---------- Records provided

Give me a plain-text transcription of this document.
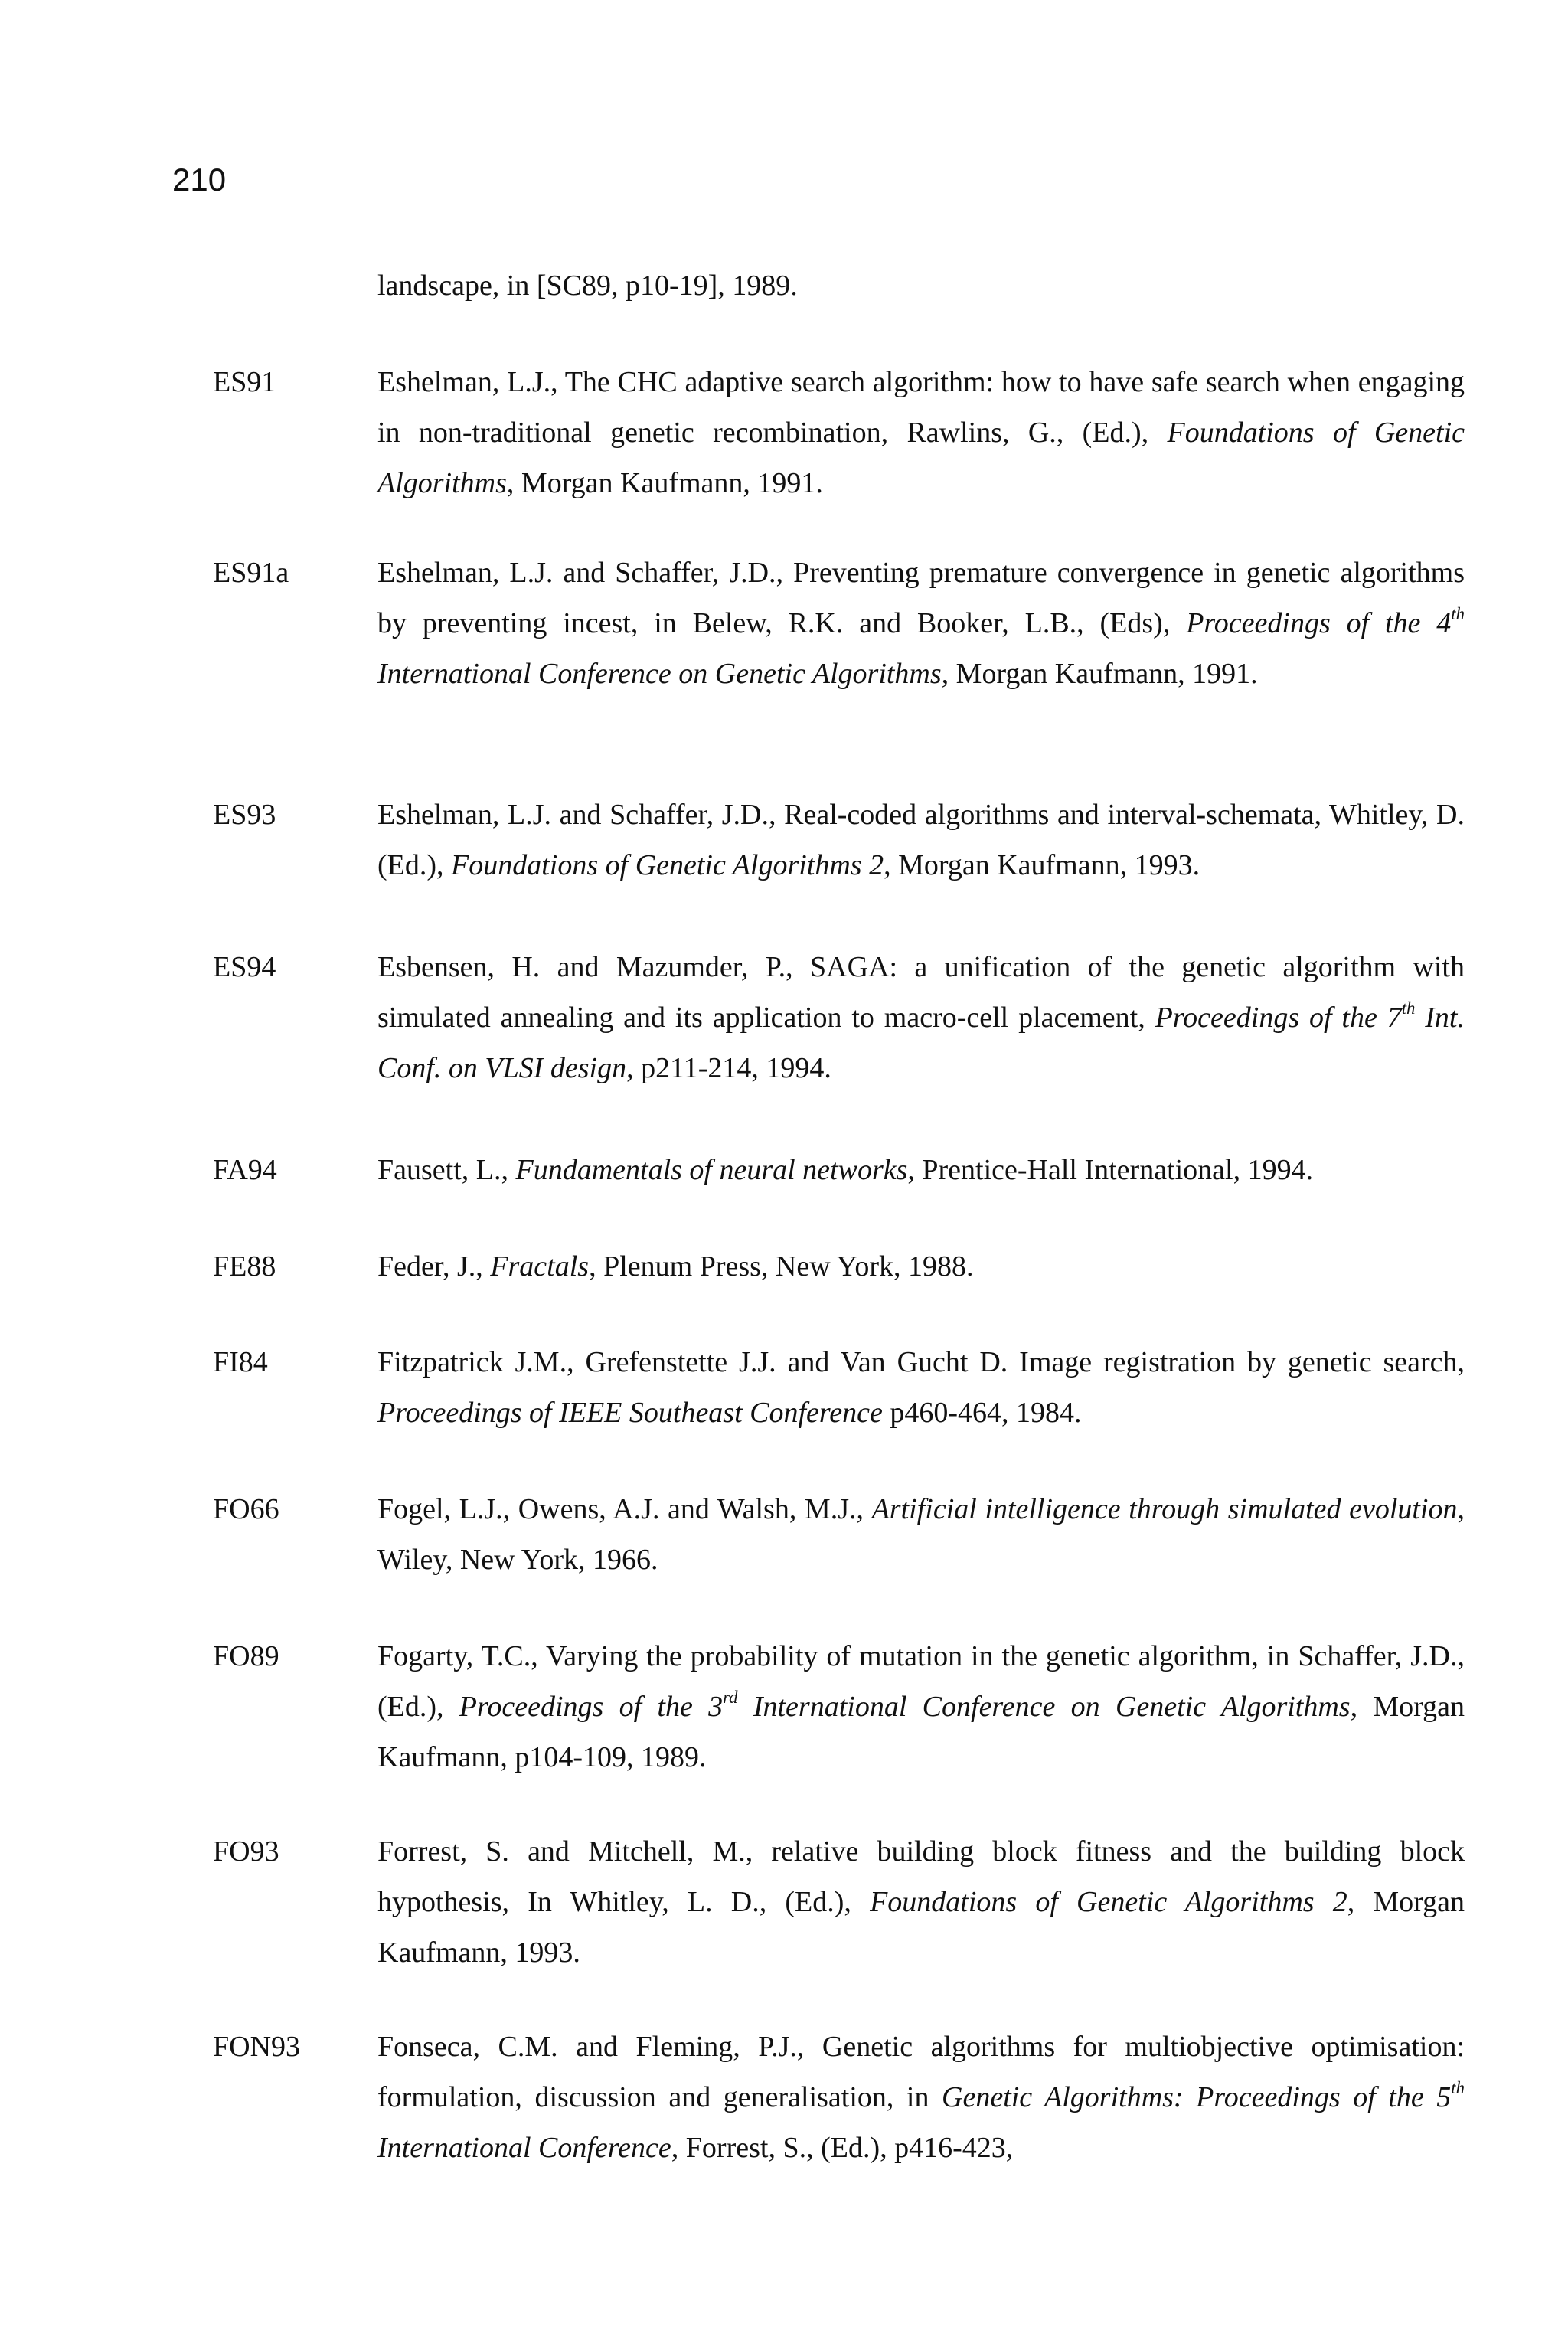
210
landscape, in [SC89, p10-19], 1989.
ES91	Eshelman, L.J., The CHC adaptive search algorithm: how to have safe search when engaging in non-traditional genetic recombination, Rawlins, G., (Ed.), Foundations of Genetic Algorithms, Morgan Kaufmann, 1991.
ES91a	Eshelman, L.J. and Schaffer, J.D., Preventing premature convergence in genetic algorithms by preventing incest, in Belew, R.K. and Booker, L.B., (Eds), Proceedings of the 4th International Conference on Genetic Algorithms, Morgan Kaufmann, 1991.
ES93	Eshelman, L.J. and Schaffer, J.D., Real-coded algorithms and interval-schemata, Whitley, D. (Ed.), Foundations of Genetic Algorithms 2, Morgan Kaufmann, 1993.
ES94	Esbensen, H. and Mazumder, P., SAGA: a unification of the genetic algorithm with simulated annealing and its application to macro-cell placement, Proceedings of the 7th Int. Conf. on VLSI design, p211-214, 1994.
FA94	Fausett, L., Fundamentals of neural networks, Prentice-Hall International, 1994.
FE88	Feder, J., Fractals, Plenum Press, New York, 1988.
FI84	Fitzpatrick J.M., Grefenstette J.J. and Van Gucht D. Image registration by genetic search, Proceedings of IEEE Southeast Conference p460-464, 1984.
FO66	Fogel, L.J., Owens, A.J. and Walsh, M.J., Artificial intelligence through simulated evolution, Wiley, New York, 1966.
FO89	Fogarty, T.C., Varying the probability of mutation in the genetic algorithm, in Schaffer, J.D., (Ed.), Proceedings of the 3rd International Conference on Genetic Algorithms, Morgan Kaufmann, p104-109, 1989.
FO93	Forrest, S. and Mitchell, M., relative building block fitness and the building block hypothesis, In Whitley, L. D., (Ed.), Foundations of Genetic Algorithms 2, Morgan Kaufmann, 1993.
FON93	Fonseca, C.M. and Fleming, P.J., Genetic algorithms for multiobjective optimisation: formulation, discussion and generalisation, in Genetic Algorithms: Proceedings of the 5th International Conference, Forrest, S., (Ed.), p416-423,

--------------------

** What you need to do **
Please list every line of the records that contains "search".

** Exercise response **
ES91	Eshelman, L.J., The CHC adaptive search algorithm: how to have safe search when engaging in non-traditional genetic recombination, Rawlins, G., (Ed.), Foundations of Genetic Algorithms, Morgan Kaufmann, 1991.
FI84	Fitzpatrick J.M., Grefenstette J.J. and Van Gucht D. Image registration by genetic search, Proceedings of IEEE Southeast Conference p460-464, 1984.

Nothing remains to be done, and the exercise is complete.